[Figure contents as structured data]
***

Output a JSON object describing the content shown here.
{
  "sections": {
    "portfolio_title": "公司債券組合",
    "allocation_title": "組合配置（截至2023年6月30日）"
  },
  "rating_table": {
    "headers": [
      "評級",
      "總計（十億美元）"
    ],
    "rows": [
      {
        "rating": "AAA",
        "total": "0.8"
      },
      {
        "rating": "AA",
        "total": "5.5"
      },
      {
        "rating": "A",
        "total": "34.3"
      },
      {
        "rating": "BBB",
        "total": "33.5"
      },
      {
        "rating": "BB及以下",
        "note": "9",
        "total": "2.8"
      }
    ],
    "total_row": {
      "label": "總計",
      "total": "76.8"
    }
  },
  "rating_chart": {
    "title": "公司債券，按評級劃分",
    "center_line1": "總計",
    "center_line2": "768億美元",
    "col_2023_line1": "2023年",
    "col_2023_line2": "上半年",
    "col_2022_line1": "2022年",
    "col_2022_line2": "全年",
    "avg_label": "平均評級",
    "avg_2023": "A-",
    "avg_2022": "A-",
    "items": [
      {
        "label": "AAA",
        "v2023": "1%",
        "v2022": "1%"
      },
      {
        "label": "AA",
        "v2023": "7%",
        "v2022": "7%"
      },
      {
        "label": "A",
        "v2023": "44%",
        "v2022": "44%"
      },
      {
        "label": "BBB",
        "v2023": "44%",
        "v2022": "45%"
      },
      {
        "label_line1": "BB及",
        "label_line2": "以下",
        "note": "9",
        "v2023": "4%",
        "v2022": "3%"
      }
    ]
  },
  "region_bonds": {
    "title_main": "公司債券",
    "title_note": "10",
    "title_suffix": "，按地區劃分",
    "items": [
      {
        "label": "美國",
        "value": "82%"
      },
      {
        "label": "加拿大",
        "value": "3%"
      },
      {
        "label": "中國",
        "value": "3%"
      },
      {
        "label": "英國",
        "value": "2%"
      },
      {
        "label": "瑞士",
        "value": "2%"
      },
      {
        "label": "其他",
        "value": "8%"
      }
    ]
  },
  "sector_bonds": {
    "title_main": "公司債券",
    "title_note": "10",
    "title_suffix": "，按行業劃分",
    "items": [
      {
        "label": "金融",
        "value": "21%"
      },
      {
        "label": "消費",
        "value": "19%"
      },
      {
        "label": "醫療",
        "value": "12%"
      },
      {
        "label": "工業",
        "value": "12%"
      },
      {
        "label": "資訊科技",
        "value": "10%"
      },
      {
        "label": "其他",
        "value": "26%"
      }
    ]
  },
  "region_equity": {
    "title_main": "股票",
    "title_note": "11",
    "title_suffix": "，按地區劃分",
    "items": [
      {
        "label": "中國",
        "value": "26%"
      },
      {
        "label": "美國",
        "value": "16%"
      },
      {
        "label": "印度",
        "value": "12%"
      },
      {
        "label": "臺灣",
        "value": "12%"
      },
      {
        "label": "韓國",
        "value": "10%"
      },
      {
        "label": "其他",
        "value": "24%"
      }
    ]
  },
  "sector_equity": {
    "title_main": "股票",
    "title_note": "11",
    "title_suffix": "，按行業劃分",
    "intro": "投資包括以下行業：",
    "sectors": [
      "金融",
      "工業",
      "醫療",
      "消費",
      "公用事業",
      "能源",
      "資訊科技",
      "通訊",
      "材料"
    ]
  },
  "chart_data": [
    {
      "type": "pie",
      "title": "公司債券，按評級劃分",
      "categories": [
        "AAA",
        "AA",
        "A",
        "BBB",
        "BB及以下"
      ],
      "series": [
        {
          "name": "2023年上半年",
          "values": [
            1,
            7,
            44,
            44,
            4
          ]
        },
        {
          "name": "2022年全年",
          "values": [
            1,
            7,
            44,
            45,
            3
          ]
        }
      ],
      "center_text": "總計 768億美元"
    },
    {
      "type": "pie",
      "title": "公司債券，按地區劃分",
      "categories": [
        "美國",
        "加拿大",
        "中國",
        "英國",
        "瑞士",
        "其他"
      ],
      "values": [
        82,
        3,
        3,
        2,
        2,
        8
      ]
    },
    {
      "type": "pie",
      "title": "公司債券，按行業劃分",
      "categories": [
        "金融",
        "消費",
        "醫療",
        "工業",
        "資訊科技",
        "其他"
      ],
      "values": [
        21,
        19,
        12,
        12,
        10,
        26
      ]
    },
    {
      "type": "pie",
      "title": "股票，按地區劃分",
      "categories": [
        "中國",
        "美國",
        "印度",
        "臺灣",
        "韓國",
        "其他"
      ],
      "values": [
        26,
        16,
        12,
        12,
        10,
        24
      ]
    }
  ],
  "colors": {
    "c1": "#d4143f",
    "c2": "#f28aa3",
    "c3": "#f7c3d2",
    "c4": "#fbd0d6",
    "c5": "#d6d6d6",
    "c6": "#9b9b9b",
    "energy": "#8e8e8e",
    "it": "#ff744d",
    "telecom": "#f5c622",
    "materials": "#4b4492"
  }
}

***

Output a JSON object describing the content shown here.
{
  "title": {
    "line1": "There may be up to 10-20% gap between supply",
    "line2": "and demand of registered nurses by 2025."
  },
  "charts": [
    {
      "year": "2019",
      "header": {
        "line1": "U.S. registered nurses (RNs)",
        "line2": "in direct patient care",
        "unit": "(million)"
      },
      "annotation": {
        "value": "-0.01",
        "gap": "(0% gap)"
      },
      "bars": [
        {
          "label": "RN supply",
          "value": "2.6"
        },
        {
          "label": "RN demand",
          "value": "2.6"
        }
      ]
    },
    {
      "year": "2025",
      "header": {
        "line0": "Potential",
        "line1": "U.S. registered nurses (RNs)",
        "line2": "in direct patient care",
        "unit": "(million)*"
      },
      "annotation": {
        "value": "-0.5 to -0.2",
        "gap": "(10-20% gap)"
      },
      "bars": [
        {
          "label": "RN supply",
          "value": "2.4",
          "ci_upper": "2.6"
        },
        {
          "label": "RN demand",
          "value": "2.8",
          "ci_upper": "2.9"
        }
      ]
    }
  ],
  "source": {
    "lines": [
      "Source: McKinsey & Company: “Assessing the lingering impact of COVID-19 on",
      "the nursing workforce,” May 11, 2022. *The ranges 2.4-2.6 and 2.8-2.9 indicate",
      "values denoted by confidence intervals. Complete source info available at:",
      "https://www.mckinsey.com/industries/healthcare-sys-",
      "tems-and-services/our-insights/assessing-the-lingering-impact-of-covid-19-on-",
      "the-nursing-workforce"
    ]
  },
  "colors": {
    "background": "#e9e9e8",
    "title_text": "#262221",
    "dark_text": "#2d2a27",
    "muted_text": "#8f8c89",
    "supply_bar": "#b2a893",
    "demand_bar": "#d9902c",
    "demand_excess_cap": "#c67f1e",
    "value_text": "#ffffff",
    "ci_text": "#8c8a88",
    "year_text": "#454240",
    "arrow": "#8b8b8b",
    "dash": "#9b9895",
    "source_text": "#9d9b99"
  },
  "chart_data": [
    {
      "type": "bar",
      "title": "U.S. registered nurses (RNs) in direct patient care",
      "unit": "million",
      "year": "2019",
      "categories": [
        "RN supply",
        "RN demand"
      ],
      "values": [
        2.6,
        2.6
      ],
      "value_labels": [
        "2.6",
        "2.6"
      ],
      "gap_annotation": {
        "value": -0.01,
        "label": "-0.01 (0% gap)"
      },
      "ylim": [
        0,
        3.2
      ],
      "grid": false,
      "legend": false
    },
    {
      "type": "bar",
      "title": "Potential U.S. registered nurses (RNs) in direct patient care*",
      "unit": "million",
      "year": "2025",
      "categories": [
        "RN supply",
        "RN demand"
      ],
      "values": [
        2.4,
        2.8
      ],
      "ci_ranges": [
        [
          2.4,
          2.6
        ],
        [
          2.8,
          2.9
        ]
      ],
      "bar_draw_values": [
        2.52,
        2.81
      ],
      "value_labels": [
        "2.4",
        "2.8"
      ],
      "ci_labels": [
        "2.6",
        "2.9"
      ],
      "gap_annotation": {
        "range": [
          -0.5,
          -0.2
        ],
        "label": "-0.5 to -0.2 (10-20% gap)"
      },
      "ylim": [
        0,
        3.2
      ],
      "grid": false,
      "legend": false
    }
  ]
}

***

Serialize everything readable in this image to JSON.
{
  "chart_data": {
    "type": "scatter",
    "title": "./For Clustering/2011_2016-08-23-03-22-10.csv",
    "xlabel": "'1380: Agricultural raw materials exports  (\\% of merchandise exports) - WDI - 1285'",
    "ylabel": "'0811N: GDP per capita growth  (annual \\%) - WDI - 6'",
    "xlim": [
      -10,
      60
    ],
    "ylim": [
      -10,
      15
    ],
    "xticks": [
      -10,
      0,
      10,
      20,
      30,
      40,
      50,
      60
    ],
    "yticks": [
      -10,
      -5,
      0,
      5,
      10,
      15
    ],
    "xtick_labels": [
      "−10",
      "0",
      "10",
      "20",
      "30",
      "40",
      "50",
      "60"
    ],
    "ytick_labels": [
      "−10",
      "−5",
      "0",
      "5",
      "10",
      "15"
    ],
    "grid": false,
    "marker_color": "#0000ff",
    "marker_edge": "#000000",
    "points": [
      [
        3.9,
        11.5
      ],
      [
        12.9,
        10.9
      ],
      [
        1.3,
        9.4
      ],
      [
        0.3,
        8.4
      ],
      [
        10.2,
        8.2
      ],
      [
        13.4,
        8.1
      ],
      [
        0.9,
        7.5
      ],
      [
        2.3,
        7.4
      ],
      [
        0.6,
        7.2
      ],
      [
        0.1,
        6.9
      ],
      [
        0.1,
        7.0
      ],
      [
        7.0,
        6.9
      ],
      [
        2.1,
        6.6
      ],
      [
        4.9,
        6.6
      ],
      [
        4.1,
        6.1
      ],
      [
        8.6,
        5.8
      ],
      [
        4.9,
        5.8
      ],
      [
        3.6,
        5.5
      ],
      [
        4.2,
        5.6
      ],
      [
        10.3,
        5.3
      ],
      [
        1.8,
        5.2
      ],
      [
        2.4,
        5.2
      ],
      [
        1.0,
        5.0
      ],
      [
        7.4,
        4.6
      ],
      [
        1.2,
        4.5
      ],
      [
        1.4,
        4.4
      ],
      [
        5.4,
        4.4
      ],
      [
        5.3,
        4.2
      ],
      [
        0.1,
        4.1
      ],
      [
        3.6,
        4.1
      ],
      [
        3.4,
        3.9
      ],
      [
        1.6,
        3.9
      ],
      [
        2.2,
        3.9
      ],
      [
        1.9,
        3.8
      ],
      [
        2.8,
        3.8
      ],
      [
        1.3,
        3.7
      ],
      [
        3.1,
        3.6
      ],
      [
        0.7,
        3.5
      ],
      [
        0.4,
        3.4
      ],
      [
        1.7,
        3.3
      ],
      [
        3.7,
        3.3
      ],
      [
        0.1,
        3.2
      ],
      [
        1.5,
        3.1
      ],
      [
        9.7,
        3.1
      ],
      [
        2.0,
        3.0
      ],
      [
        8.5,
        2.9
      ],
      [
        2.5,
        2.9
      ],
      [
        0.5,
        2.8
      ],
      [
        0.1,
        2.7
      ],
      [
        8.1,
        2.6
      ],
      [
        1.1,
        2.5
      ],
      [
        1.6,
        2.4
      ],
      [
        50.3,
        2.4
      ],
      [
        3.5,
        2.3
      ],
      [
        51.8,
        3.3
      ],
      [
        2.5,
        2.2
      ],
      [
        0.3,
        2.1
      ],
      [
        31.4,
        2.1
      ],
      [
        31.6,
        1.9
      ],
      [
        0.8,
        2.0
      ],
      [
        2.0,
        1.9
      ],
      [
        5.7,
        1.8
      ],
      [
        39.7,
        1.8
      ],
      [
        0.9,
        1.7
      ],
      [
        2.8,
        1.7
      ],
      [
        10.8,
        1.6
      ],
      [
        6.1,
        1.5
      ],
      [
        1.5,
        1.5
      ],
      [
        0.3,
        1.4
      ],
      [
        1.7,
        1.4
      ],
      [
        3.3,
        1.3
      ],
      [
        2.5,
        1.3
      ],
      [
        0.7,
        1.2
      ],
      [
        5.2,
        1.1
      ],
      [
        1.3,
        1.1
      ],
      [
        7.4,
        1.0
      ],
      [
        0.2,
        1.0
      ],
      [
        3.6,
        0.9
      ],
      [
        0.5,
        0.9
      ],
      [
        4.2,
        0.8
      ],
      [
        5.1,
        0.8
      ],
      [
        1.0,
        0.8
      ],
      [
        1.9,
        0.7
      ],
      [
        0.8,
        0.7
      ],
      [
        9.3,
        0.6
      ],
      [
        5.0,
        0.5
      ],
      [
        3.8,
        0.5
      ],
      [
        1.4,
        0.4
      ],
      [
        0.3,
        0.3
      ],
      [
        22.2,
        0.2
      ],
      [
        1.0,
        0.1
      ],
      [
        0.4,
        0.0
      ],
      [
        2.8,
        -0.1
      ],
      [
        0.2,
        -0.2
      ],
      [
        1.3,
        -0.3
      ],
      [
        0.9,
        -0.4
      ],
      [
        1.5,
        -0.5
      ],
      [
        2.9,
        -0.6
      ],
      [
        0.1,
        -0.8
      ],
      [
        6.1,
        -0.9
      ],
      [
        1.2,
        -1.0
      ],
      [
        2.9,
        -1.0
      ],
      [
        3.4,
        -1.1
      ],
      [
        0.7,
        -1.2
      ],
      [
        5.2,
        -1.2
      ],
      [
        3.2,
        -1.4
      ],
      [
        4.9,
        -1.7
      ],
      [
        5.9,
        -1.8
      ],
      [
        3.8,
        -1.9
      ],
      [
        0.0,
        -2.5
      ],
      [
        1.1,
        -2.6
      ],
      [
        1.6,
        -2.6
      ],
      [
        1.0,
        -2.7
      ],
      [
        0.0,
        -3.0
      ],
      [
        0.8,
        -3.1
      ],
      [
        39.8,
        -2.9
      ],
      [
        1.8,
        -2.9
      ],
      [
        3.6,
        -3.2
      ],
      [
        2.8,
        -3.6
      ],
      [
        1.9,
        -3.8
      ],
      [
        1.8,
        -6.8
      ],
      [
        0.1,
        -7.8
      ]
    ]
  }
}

***

Work instructions =>
Report each line of the material above where the word "Potential" appears.

Complete response =>
        "line0": "Potential",
      "title": "Potential U.S. registered nurses (RNs) in direct patient care*",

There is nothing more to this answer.